═══ Entries supplied ═══
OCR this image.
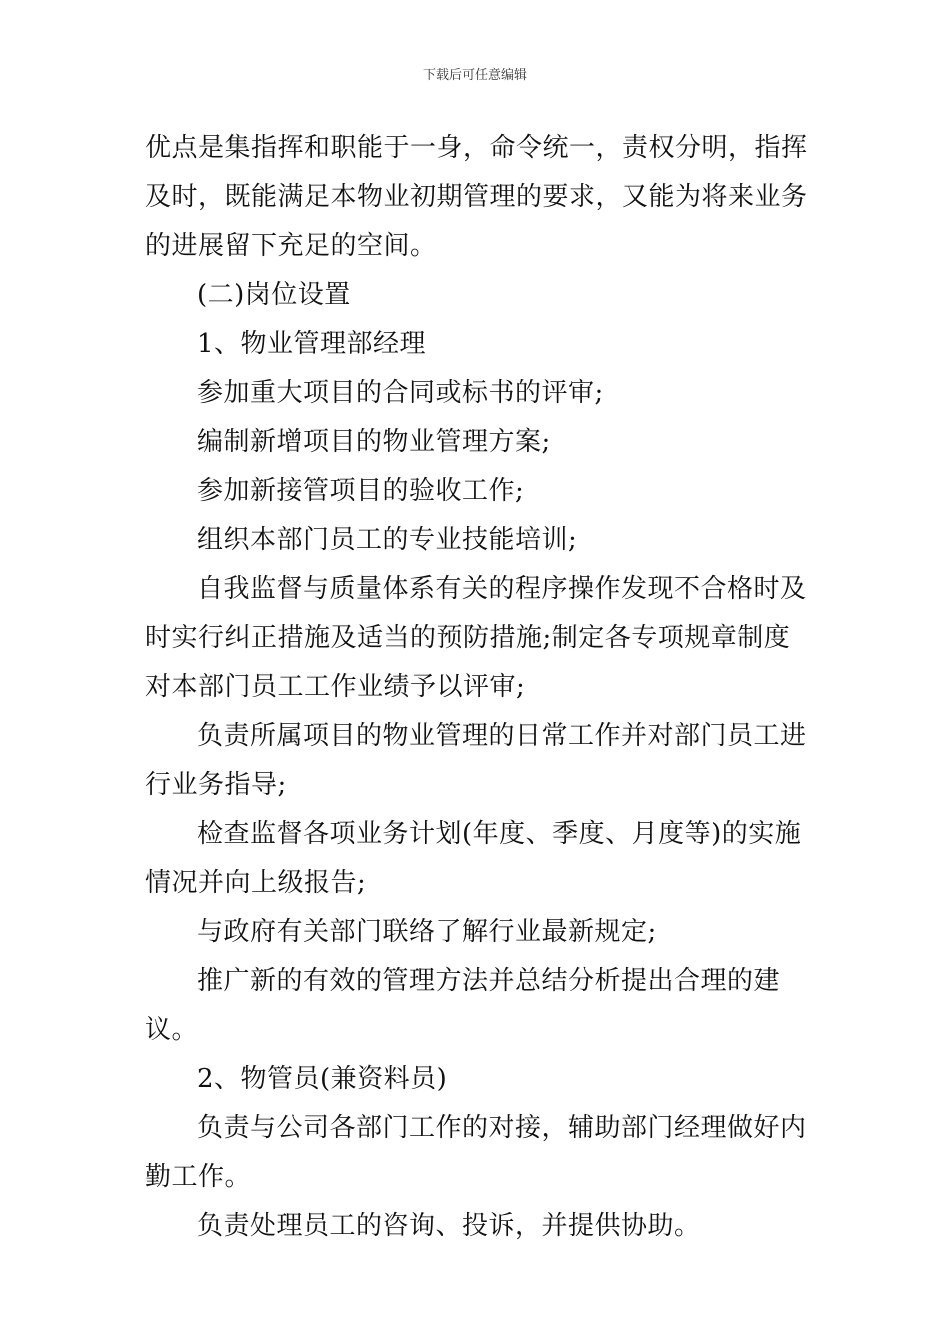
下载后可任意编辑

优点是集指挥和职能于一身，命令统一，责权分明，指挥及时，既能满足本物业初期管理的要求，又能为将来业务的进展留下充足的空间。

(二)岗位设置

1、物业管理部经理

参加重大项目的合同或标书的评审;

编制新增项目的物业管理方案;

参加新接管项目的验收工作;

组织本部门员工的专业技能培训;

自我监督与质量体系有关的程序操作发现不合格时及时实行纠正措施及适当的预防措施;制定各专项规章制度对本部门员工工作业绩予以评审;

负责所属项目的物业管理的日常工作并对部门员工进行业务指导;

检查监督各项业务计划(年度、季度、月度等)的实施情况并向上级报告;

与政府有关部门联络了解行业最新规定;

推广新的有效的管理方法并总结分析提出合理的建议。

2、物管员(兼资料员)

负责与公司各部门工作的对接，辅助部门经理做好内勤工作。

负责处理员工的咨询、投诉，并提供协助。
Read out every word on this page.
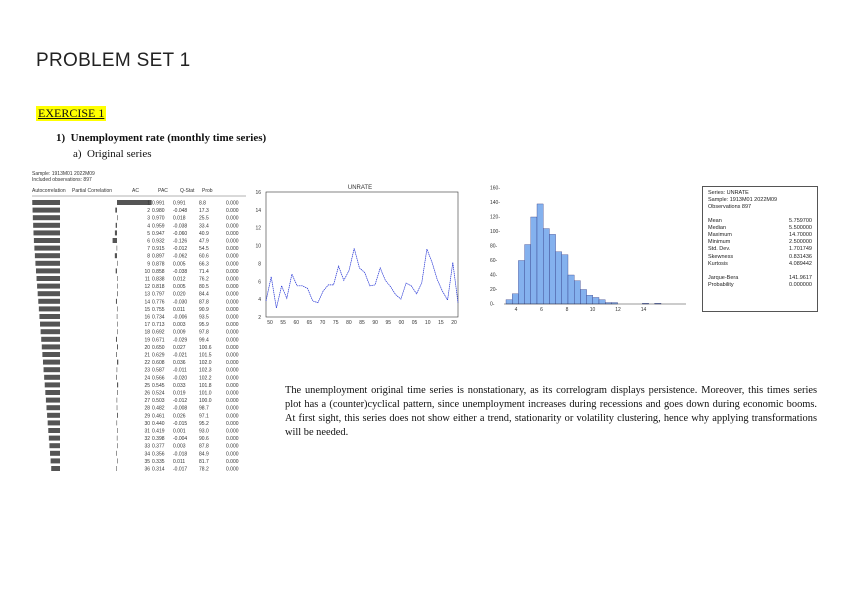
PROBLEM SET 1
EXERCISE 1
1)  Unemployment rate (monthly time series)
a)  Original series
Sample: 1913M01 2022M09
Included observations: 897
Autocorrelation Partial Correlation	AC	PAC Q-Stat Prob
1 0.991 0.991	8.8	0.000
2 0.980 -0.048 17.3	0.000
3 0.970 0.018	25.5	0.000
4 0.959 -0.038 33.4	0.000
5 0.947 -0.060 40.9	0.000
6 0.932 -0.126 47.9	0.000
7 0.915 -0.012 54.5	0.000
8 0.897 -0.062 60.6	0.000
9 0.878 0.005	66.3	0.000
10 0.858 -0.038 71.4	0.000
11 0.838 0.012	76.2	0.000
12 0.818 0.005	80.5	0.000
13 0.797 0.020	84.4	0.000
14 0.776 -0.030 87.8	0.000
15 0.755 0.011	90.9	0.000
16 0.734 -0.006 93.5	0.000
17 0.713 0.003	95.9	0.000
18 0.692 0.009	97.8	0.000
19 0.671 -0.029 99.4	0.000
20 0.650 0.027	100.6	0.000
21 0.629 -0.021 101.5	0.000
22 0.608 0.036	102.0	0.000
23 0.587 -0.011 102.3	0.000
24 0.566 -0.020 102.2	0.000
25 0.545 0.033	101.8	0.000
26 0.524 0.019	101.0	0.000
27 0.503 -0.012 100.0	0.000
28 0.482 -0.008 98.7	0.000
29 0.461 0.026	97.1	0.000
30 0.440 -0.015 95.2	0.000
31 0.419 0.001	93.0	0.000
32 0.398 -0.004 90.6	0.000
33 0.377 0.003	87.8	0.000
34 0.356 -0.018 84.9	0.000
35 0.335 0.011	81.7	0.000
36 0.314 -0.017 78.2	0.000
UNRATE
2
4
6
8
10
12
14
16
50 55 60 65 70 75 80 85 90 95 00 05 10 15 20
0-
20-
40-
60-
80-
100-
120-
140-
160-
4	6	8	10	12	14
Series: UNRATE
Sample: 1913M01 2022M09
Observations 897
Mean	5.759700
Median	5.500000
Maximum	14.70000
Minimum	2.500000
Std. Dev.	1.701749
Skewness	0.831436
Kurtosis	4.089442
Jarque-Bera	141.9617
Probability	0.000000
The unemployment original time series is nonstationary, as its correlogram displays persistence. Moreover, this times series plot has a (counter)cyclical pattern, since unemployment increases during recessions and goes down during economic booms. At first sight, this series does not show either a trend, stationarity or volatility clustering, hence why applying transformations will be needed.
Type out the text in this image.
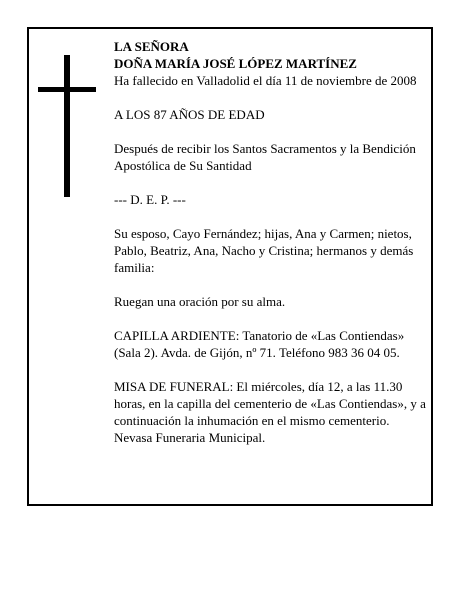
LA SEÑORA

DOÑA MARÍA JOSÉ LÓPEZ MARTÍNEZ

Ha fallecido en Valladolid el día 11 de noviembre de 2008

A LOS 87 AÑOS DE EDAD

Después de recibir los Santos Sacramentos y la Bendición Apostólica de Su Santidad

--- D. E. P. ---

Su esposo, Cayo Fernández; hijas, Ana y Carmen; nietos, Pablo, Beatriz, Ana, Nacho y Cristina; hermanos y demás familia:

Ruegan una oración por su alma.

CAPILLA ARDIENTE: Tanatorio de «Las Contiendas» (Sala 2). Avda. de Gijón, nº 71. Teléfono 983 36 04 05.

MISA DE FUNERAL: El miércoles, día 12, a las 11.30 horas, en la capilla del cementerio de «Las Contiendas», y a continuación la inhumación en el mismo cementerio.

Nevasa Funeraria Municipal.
═══
→ **The task**
Lines from the one that contains "Type out the text in this image." through the last line of the data above are to be extracted exactly, with no pictures and no other lines.

→ **Full output**
Type out the text in this image.
LA SEÑORA

DOÑA MARÍA JOSÉ LÓPEZ MARTÍNEZ

Ha fallecido en Valladolid el día 11 de noviembre de 2008

A LOS 87 AÑOS DE EDAD

Después de recibir los Santos Sacramentos y la Bendición Apostólica de Su Santidad

--- D. E. P. ---

Su esposo, Cayo Fernández; hijas, Ana y Carmen; nietos, Pablo, Beatriz, Ana, Nacho y Cristina; hermanos y demás familia:

Ruegan una oración por su alma.

CAPILLA ARDIENTE: Tanatorio de «Las Contiendas» (Sala 2). Avda. de Gijón, nº 71. Teléfono 983 36 04 05.

MISA DE FUNERAL: El miércoles, día 12, a las 11.30 horas, en la capilla del cementerio de «Las Contiendas», y a continuación la inhumación en el mismo cementerio.

Nevasa Funeraria Municipal.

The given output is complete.